Exercise: Could you write out every entry exactly as it stands?

start Material

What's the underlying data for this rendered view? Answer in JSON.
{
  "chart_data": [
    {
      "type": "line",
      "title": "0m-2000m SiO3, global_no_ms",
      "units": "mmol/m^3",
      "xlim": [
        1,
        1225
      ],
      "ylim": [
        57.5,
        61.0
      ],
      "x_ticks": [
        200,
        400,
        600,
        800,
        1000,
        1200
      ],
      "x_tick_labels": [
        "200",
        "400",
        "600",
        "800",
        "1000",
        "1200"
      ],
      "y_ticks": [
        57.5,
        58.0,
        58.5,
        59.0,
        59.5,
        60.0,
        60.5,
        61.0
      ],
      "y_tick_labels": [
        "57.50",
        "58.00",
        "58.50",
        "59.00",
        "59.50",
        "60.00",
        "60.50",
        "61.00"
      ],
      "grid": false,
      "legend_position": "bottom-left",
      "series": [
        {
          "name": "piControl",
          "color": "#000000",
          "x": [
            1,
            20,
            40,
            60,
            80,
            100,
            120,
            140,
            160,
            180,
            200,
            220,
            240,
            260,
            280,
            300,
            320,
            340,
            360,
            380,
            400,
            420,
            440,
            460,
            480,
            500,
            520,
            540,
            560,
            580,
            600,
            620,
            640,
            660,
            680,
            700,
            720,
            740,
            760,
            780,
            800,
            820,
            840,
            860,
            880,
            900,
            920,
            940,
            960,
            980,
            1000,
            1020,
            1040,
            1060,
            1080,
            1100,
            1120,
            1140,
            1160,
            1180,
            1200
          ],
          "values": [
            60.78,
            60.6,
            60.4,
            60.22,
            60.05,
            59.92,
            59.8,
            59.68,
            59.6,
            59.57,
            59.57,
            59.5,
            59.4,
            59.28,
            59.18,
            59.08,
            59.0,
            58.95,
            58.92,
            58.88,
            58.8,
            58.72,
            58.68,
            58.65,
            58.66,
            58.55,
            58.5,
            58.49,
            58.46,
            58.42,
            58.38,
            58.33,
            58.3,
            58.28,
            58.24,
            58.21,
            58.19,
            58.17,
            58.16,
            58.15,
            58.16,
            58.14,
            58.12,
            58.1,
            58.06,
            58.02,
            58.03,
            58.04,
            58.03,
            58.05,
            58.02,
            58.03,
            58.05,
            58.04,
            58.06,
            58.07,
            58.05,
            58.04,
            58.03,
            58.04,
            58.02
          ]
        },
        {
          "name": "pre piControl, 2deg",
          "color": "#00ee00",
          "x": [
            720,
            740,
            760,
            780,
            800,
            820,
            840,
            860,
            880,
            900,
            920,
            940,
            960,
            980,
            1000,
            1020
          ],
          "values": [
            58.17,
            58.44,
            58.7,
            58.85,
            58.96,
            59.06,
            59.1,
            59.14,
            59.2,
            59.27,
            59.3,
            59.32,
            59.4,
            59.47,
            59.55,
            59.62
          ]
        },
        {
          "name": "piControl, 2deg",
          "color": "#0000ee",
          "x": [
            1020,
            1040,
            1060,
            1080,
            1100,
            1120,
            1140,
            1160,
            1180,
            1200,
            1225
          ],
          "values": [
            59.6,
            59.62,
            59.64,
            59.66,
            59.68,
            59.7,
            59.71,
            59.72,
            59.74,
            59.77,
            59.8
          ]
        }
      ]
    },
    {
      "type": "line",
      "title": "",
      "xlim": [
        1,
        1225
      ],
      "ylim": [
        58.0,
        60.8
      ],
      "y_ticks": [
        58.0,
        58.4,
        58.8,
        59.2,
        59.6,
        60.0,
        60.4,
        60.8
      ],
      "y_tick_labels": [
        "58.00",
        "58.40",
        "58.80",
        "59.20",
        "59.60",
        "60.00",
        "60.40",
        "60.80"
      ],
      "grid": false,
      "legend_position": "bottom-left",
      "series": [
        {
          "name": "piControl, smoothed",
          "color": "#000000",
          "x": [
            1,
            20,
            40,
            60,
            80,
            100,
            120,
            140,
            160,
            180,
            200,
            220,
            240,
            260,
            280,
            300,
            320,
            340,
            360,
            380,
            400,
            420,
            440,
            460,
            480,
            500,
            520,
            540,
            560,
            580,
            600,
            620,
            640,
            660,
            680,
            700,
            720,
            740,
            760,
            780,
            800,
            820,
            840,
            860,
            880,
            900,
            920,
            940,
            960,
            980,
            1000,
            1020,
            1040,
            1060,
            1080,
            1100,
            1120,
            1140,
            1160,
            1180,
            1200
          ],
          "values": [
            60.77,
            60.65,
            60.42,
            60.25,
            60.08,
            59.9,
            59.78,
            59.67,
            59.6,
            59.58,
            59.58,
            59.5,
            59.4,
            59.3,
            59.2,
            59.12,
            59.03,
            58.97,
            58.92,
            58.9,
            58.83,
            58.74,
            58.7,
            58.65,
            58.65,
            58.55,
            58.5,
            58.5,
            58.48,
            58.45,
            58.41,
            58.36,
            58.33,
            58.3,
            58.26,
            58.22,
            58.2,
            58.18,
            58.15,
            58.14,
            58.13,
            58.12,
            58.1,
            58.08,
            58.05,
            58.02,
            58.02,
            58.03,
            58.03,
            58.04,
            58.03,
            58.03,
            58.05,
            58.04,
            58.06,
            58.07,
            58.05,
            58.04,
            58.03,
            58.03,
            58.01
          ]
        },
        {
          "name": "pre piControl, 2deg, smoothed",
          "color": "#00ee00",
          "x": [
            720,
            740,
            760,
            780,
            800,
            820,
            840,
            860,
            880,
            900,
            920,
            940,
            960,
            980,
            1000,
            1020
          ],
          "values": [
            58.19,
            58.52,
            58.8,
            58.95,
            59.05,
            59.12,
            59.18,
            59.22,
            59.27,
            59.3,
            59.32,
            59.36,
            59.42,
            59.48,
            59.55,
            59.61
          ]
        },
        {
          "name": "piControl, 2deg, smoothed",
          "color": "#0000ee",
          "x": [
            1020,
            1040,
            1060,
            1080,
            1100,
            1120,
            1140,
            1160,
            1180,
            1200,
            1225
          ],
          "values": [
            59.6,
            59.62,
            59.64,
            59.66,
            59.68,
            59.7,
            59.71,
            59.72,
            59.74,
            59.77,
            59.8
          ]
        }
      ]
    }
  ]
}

end Material

Written answer:
What's the underlying data for this rendered view? Answer in JSON.
{
  "chart_data": [
    {
      "type": "line",
      "title": "0m-2000m SiO3, global_no_ms",
      "units": "mmol/m^3",
      "xlim": [
        1,
        1225
      ],
      "ylim": [
        57.5,
        61.0
      ],
      "x_ticks": [
        200,
        400,
        600,
        800,
        1000,
        1200
      ],
      "x_tick_labels": [
        "200",
        "400",
        "600",
        "800",
        "1000",
        "1200"
      ],
      "y_ticks": [
        57.5,
        58.0,
        58.5,
        59.0,
        59.5,
        60.0,
        60.5,
        61.0
      ],
      "y_tick_labels": [
        "57.50",
        "58.00",
        "58.50",
        "59.00",
        "59.50",
        "60.00",
        "60.50",
        "61.00"
      ],
      "grid": false,
      "legend_position": "bottom-left",
      "series": [
        {
          "name": "piControl",
          "color": "#000000",
          "x": [
            1,
            20,
            40,
            60,
            80,
            100,
            120,
            140,
            160,
            180,
            200,
            220,
            240,
            260,
            280,
            300,
            320,
            340,
            360,
            380,
            400,
            420,
            440,
            460,
            480,
            500,
            520,
            540,
            560,
            580,
            600,
            620,
            640,
            660,
            680,
            700,
            720,
            740,
            760,
            780,
            800,
            820,
            840,
            860,
            880,
            900,
            920,
            940,
            960,
            980,
            1000,
            1020,
            1040,
            1060,
            1080,
            1100,
            1120,
            1140,
            1160,
            1180,
            1200
          ],
          "values": [
            60.78,
            60.6,
            60.4,
            60.22,
            60.05,
            59.92,
            59.8,
            59.68,
            59.6,
            59.57,
            59.57,
            59.5,
            59.4,
            59.28,
            59.18,
            59.08,
            59.0,
            58.95,
            58.92,
            58.88,
            58.8,
            58.72,
            58.68,
            58.65,
            58.66,
            58.55,
            58.5,
            58.49,
            58.46,
            58.42,
            58.38,
            58.33,
            58.3,
            58.28,
            58.24,
            58.21,
            58.19,
            58.17,
            58.16,
            58.15,
            58.16,
            58.14,
            58.12,
            58.1,
            58.06,
            58.02,
            58.03,
            58.04,
            58.03,
            58.05,
            58.02,
            58.03,
            58.05,
            58.04,
            58.06,
            58.07,
            58.05,
            58.04,
            58.03,
            58.04,
            58.02
          ]
        },
        {
          "name": "pre piControl, 2deg",
          "color": "#00ee00",
          "x": [
            720,
            740,
            760,
            780,
            800,
            820,
            840,
            860,
            880,
            900,
            920,
            940,
            960,
            980,
            1000,
            1020
          ],
          "values": [
            58.17,
            58.44,
            58.7,
            58.85,
            58.96,
            59.06,
            59.1,
            59.14,
            59.2,
            59.27,
            59.3,
            59.32,
            59.4,
            59.47,
            59.55,
            59.62
          ]
        },
        {
          "name": "piControl, 2deg",
          "color": "#0000ee",
          "x": [
            1020,
            1040,
            1060,
            1080,
            1100,
            1120,
            1140,
            1160,
            1180,
            1200,
            1225
          ],
          "values": [
            59.6,
            59.62,
            59.64,
            59.66,
            59.68,
            59.7,
            59.71,
            59.72,
            59.74,
            59.77,
            59.8
          ]
        }
      ]
    },
    {
      "type": "line",
      "title": "",
      "xlim": [
        1,
        1225
      ],
      "ylim": [
        58.0,
        60.8
      ],
      "y_ticks": [
        58.0,
        58.4,
        58.8,
        59.2,
        59.6,
        60.0,
        60.4,
        60.8
      ],
      "y_tick_labels": [
        "58.00",
        "58.40",
        "58.80",
        "59.20",
        "59.60",
        "60.00",
        "60.40",
        "60.80"
      ],
      "grid": false,
      "legend_position": "bottom-left",
      "series": [
        {
          "name": "piControl, smoothed",
          "color": "#000000",
          "x": [
            1,
            20,
            40,
            60,
            80,
            100,
            120,
            140,
            160,
            180,
            200,
            220,
            240,
            260,
            280,
            300,
            320,
            340,
            360,
            380,
            400,
            420,
            440,
            460,
            480,
            500,
            520,
            540,
            560,
            580,
            600,
            620,
            640,
            660,
            680,
            700,
            720,
            740,
            760,
            780,
            800,
            820,
            840,
            860,
            880,
            900,
            920,
            940,
            960,
            980,
            1000,
            1020,
            1040,
            1060,
            1080,
            1100,
            1120,
            1140,
            1160,
            1180,
            1200
          ],
          "values": [
            60.77,
            60.65,
            60.42,
            60.25,
            60.08,
            59.9,
            59.78,
            59.67,
            59.6,
            59.58,
            59.58,
            59.5,
            59.4,
            59.3,
            59.2,
            59.12,
            59.03,
            58.97,
            58.92,
            58.9,
            58.83,
            58.74,
            58.7,
            58.65,
            58.65,
            58.55,
            58.5,
            58.5,
            58.48,
            58.45,
            58.41,
            58.36,
            58.33,
            58.3,
            58.26,
            58.22,
            58.2,
            58.18,
            58.15,
            58.14,
            58.13,
            58.12,
            58.1,
            58.08,
            58.05,
            58.02,
            58.02,
            58.03,
            58.03,
            58.04,
            58.03,
            58.03,
            58.05,
            58.04,
            58.06,
            58.07,
            58.05,
            58.04,
            58.03,
            58.03,
            58.01
          ]
        },
        {
          "name": "pre piControl, 2deg, smoothed",
          "color": "#00ee00",
          "x": [
            720,
            740,
            760,
            780,
            800,
            820,
            840,
            860,
            880,
            900,
            920,
            940,
            960,
            980,
            1000,
            1020
          ],
          "values": [
            58.19,
            58.52,
            58.8,
            58.95,
            59.05,
            59.12,
            59.18,
            59.22,
            59.27,
            59.3,
            59.32,
            59.36,
            59.42,
            59.48,
            59.55,
            59.61
          ]
        },
        {
          "name": "piControl, 2deg, smoothed",
          "color": "#0000ee",
          "x": [
            1020,
            1040,
            1060,
            1080,
            1100,
            1120,
            1140,
            1160,
            1180,
            1200,
            1225
          ],
          "values": [
            59.6,
            59.62,
            59.64,
            59.66,
            59.68,
            59.7,
            59.71,
            59.72,
            59.74,
            59.77,
            59.8
          ]
        }
      ]
    }
  ]
}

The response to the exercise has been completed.